- **Goal of the exercise**
What is the number of lines in these entries that contain "JSON"? State it alone.

============

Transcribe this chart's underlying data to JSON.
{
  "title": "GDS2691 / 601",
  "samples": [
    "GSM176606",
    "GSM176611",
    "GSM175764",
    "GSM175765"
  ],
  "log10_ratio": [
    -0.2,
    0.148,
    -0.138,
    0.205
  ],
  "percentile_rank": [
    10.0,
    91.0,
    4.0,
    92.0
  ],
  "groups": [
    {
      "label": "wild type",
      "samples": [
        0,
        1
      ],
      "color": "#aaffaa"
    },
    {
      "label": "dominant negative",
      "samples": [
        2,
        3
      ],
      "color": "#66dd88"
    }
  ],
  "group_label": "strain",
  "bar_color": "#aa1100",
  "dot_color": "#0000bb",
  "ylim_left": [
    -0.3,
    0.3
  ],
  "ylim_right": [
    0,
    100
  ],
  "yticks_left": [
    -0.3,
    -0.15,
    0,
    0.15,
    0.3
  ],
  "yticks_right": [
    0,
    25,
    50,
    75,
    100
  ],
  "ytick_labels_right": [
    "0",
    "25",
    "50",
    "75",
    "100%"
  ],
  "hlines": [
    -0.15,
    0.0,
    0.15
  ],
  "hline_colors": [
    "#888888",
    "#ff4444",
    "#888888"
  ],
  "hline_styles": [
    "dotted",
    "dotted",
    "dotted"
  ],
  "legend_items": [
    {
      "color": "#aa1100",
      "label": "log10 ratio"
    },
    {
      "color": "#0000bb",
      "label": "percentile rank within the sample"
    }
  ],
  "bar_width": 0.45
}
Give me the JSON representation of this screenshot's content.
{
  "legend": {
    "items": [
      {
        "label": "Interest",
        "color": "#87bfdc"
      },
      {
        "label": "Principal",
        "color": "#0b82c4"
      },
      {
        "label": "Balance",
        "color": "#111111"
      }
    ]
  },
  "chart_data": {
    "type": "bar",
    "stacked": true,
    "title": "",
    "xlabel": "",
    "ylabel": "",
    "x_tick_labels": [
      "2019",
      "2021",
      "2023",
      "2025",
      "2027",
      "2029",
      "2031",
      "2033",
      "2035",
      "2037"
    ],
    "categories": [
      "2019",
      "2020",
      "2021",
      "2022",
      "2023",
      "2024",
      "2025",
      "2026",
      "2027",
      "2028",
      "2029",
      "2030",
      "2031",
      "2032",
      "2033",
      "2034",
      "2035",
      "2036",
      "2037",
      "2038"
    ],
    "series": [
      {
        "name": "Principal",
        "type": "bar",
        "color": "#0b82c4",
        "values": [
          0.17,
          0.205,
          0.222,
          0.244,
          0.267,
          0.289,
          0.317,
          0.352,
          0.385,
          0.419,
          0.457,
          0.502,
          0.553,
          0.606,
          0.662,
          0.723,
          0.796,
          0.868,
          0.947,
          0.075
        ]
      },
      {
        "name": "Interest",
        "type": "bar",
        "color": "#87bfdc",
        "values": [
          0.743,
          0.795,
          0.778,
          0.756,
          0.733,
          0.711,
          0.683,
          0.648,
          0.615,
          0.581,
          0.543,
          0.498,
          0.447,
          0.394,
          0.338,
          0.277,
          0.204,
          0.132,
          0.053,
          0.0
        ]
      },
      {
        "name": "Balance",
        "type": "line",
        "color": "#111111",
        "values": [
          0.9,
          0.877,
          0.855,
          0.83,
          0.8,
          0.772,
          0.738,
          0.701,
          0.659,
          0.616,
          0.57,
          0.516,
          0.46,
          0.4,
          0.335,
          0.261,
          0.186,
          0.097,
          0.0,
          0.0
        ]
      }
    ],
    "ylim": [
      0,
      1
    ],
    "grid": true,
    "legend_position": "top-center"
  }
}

============

- **Reply**
2